Open MPI logo

Hardware Locality Development Mailing List Archives

  |   Home   |   Support   |   FAQ   |   all Hardware Locality Development mailing list

Subject: Re: [hwloc-devel] [hwloc-announce] Hardware locality (hwloc) v1.1rc1 released
From: Jirka Hladky (jhladky_at_[hidden])
Date: 2010-11-10 20:00:31


On Wednesday, November 10, 2010 05:27:49 pm Brice Goglin wrote:
> Le 10/11/2010 15:02, Jirka Hladky a écrit :
> >>> 2) hwloc-bind --get --membind is not working for me (RHEL 6.0)
> >>> $ hwloc-bind --membind node:1 --mempolicy interleave -- hwloc-bind
> >>> --get -- membind
> >>> hwloc_get_membind failed (errno 22 Invalid argument)
> >>
> >> You get the same error when running only "hwloc-bind --get --membind",
> >> right?
> >
> > Yes:
> > $ hwloc-bind --get --membind
> > hwloc_get_membind failed (errno 22 Invalid argument)
> >
> >> I am not sure about this one. Do you have NUMA support in your kernel?
> >> Is your machine NUMA? Can you send the gather-topology tarball ? (if we
> >> don't have it already :))

[Records excerpted from a collection]
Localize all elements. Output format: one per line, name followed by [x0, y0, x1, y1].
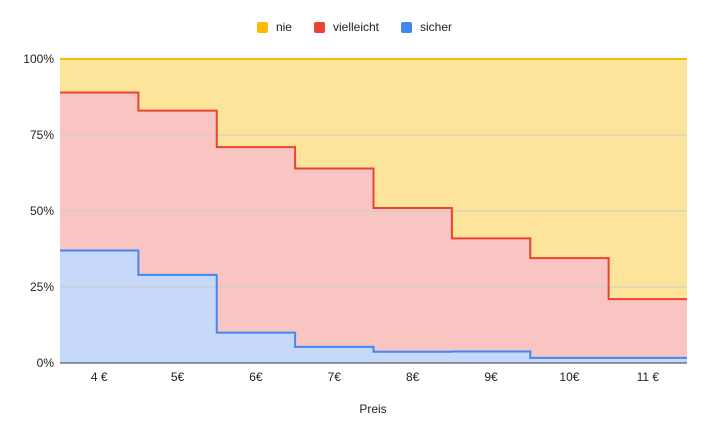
legend-swatch-sicher — [401, 21, 413, 33]
line-vielleicht — [60, 91, 687, 301]
legend-label-nie: nie — [275, 20, 292, 34]
legend-item-nie[interactable]: nie — [256, 20, 292, 34]
chart-legend: nie vielleicht sicher — [0, 20, 709, 34]
legend-label-vielleicht: vielleicht — [332, 20, 380, 34]
line-sicher — [60, 249, 687, 359]
legend-label-sicher: sicher — [420, 20, 453, 34]
x-axis-ticks: 4 € 5€ 6€ 7€ 8€ 9€ 10€ 11 € — [91, 370, 660, 384]
x-tick-label: 7€ — [328, 370, 342, 384]
x-tick-label: 8€ — [406, 370, 420, 384]
x-axis-title: Preis — [359, 402, 386, 416]
legend-swatch-nie — [256, 21, 268, 33]
x-tick-label: 5€ — [171, 370, 185, 384]
legend-swatch-vielleicht — [313, 21, 325, 33]
x-tick-label: 6€ — [249, 370, 263, 384]
x-tick-label: 10€ — [559, 370, 579, 384]
legend-item-vielleicht[interactable]: vielleicht — [313, 20, 380, 34]
y-tick-label: 75% — [30, 128, 54, 142]
x-tick-label: 11 € — [637, 370, 660, 384]
y-tick-label: 25% — [30, 280, 54, 294]
series-lines — [60, 58, 687, 359]
y-axis-ticks: 0% 25% 50% 75% 100% — [23, 52, 54, 370]
x-tick-label: 4 € — [91, 370, 108, 384]
x-tick-label: 9€ — [484, 370, 498, 384]
legend-item-sicher[interactable]: sicher — [401, 20, 452, 34]
y-tick-label: 50% — [30, 204, 54, 218]
y-tick-label: 100% — [23, 52, 54, 66]
y-tick-label: 0% — [37, 356, 55, 370]
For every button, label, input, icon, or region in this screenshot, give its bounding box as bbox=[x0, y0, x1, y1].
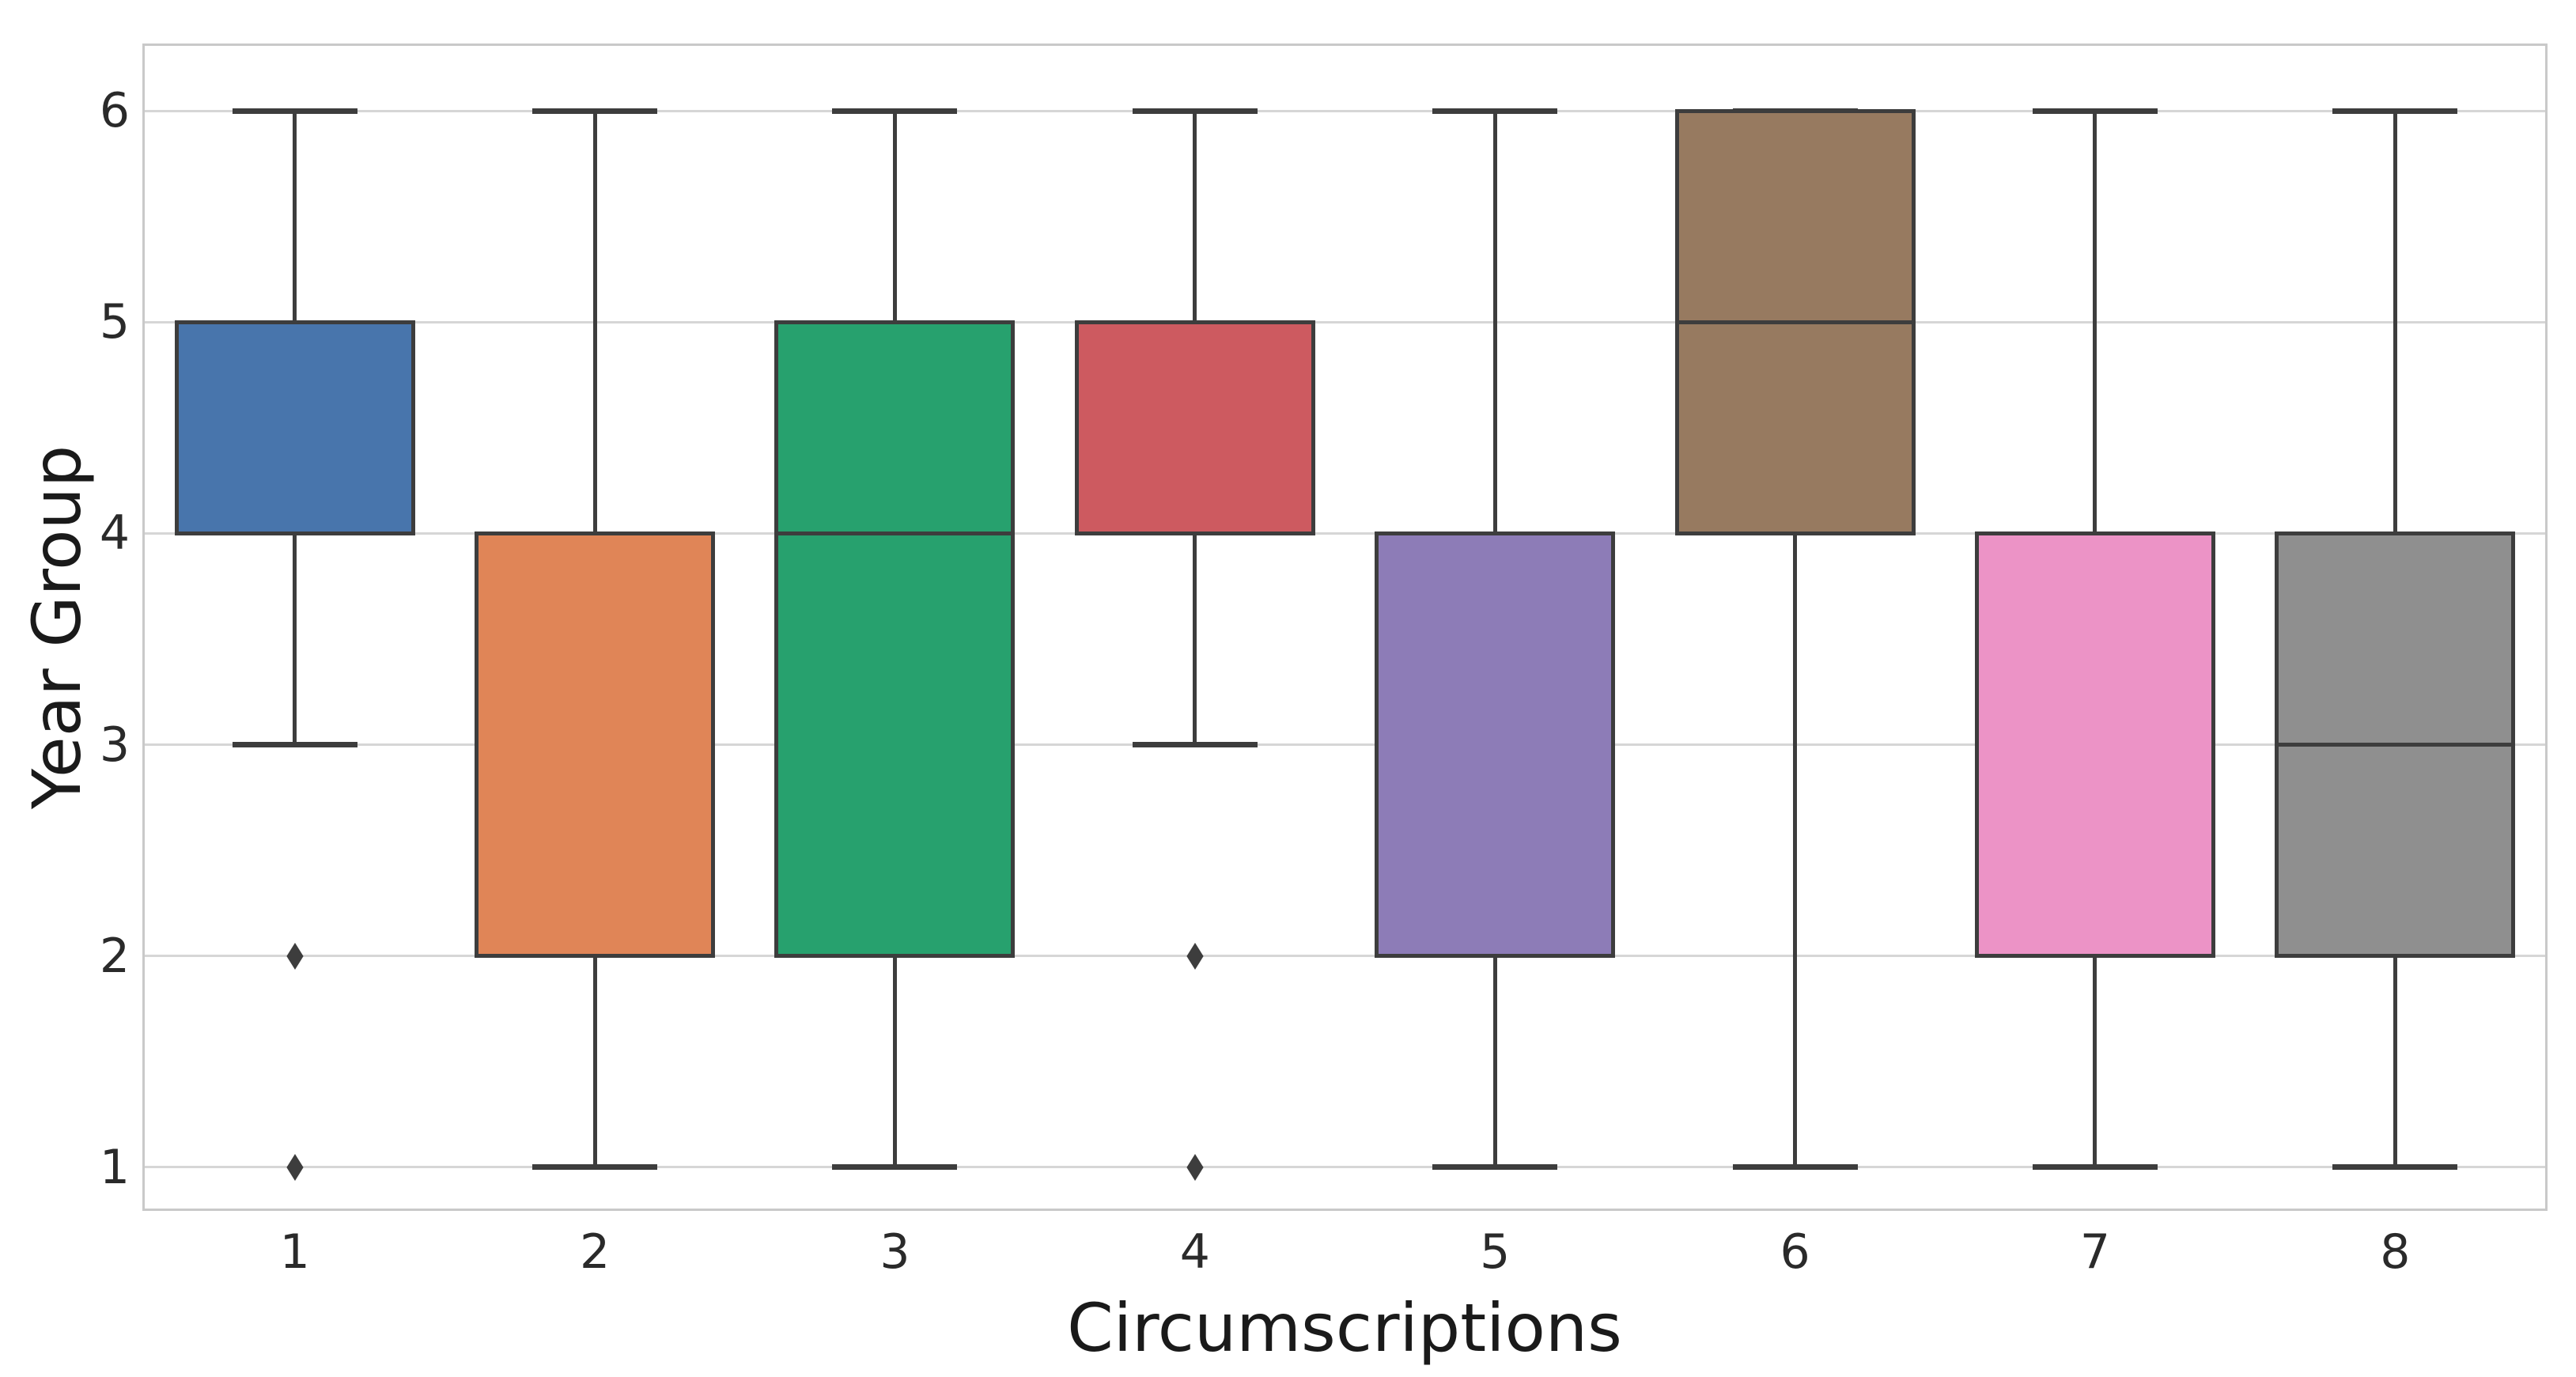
box-7-rect bbox=[1974, 531, 2215, 959]
box-4-lower-cap bbox=[1132, 742, 1258, 748]
box-2-upper-cap bbox=[532, 108, 658, 114]
box-3-rect bbox=[774, 320, 1016, 959]
gridline-y-2 bbox=[145, 955, 2545, 958]
box-2-lower-cap bbox=[532, 1164, 658, 1171]
box-4-upper-cap bbox=[1132, 108, 1258, 114]
x-tick-label-1: 1 bbox=[279, 1224, 310, 1280]
box-1-median bbox=[174, 320, 415, 324]
box-1-lower-cap bbox=[232, 742, 357, 748]
box-4-outlier-1 bbox=[1186, 1153, 1204, 1181]
box-7-upper-cap bbox=[2032, 108, 2158, 114]
box-2-median bbox=[475, 531, 716, 535]
box-8-lower-cap bbox=[2332, 1164, 2458, 1171]
box-5-median bbox=[1375, 531, 1616, 535]
gridline-y-1 bbox=[145, 1166, 2545, 1169]
y-tick-label-1: 1 bbox=[99, 1139, 130, 1195]
x-tick-label-7: 7 bbox=[2079, 1224, 2111, 1280]
gridline-y-6 bbox=[145, 109, 2545, 112]
x-tick-label-4: 4 bbox=[1179, 1224, 1210, 1280]
x-tick-label-3: 3 bbox=[879, 1224, 910, 1280]
x-tick-label-2: 2 bbox=[579, 1224, 611, 1280]
box-1-outlier-1 bbox=[286, 1153, 304, 1181]
y-tick-label-6: 6 bbox=[99, 83, 130, 139]
box-7-lower-whisker bbox=[2093, 955, 2097, 1167]
gridline-y-4 bbox=[145, 532, 2545, 535]
box-1-upper-whisker bbox=[293, 111, 297, 323]
box-7-median bbox=[1974, 531, 2215, 535]
box-4-upper-whisker bbox=[1193, 111, 1197, 323]
box-5-lower-whisker bbox=[1492, 955, 1497, 1167]
box-3-upper-whisker bbox=[892, 111, 897, 323]
box-6-lower-whisker bbox=[1793, 533, 1798, 1167]
x-axis-label: Circumscriptions bbox=[1067, 1289, 1622, 1367]
box-7-lower-cap bbox=[2032, 1164, 2158, 1171]
box-3-lower-whisker bbox=[892, 955, 897, 1167]
box-8-median bbox=[2275, 743, 2516, 747]
y-tick-label-2: 2 bbox=[99, 928, 130, 984]
box-4-rect bbox=[1074, 320, 1315, 535]
box-2-upper-whisker bbox=[592, 111, 597, 534]
box-7-upper-whisker bbox=[2093, 111, 2097, 534]
box-3-upper-cap bbox=[832, 108, 958, 114]
y-tick-label-3: 3 bbox=[99, 717, 130, 773]
box-6-lower-cap bbox=[1732, 1164, 1858, 1171]
box-2-rect bbox=[475, 531, 716, 959]
box-1-outlier-2 bbox=[286, 942, 304, 970]
x-tick-label-6: 6 bbox=[1780, 1224, 1810, 1280]
box-8-upper-cap bbox=[2332, 108, 2458, 114]
box-1-rect bbox=[174, 320, 415, 535]
box-5-rect bbox=[1375, 531, 1616, 959]
y-tick-label-4: 4 bbox=[99, 505, 130, 562]
x-tick-label-8: 8 bbox=[2380, 1224, 2411, 1280]
box-5-lower-cap bbox=[1432, 1164, 1558, 1171]
box-4-median bbox=[1074, 531, 1315, 535]
box-3-median bbox=[774, 531, 1016, 535]
box-4-lower-whisker bbox=[1193, 533, 1197, 745]
box-3-lower-cap bbox=[832, 1164, 958, 1171]
y-tick-label-5: 5 bbox=[99, 294, 130, 350]
box-1-lower-whisker bbox=[293, 533, 297, 745]
box-4-outlier-2 bbox=[1186, 942, 1204, 970]
box-2-lower-whisker bbox=[592, 955, 597, 1167]
box-8-lower-whisker bbox=[2393, 955, 2397, 1167]
box-6-median bbox=[1674, 320, 1916, 324]
gridline-y-3 bbox=[145, 743, 2545, 747]
box-5-upper-cap bbox=[1432, 108, 1558, 114]
box-8-upper-whisker bbox=[2393, 111, 2397, 534]
box-5-upper-whisker bbox=[1492, 111, 1497, 534]
x-tick-label-5: 5 bbox=[1480, 1224, 1511, 1280]
gridline-y-5 bbox=[145, 320, 2545, 323]
box-1-upper-cap bbox=[232, 108, 357, 114]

Task details —
Answer these questions from the hwloc mailing list message:
(a) What date and time does the message carry?
(b) On which operating system is hwloc-bind --get --membind reported as not working?
(c) What error message does running "hwloc-bind --get --membind" produce?

Answer below —
(a) 2010-11-10 20:00:31
(b) RHEL 6.0
(c) hwloc_get_membind failed (errno 22 Invalid argument)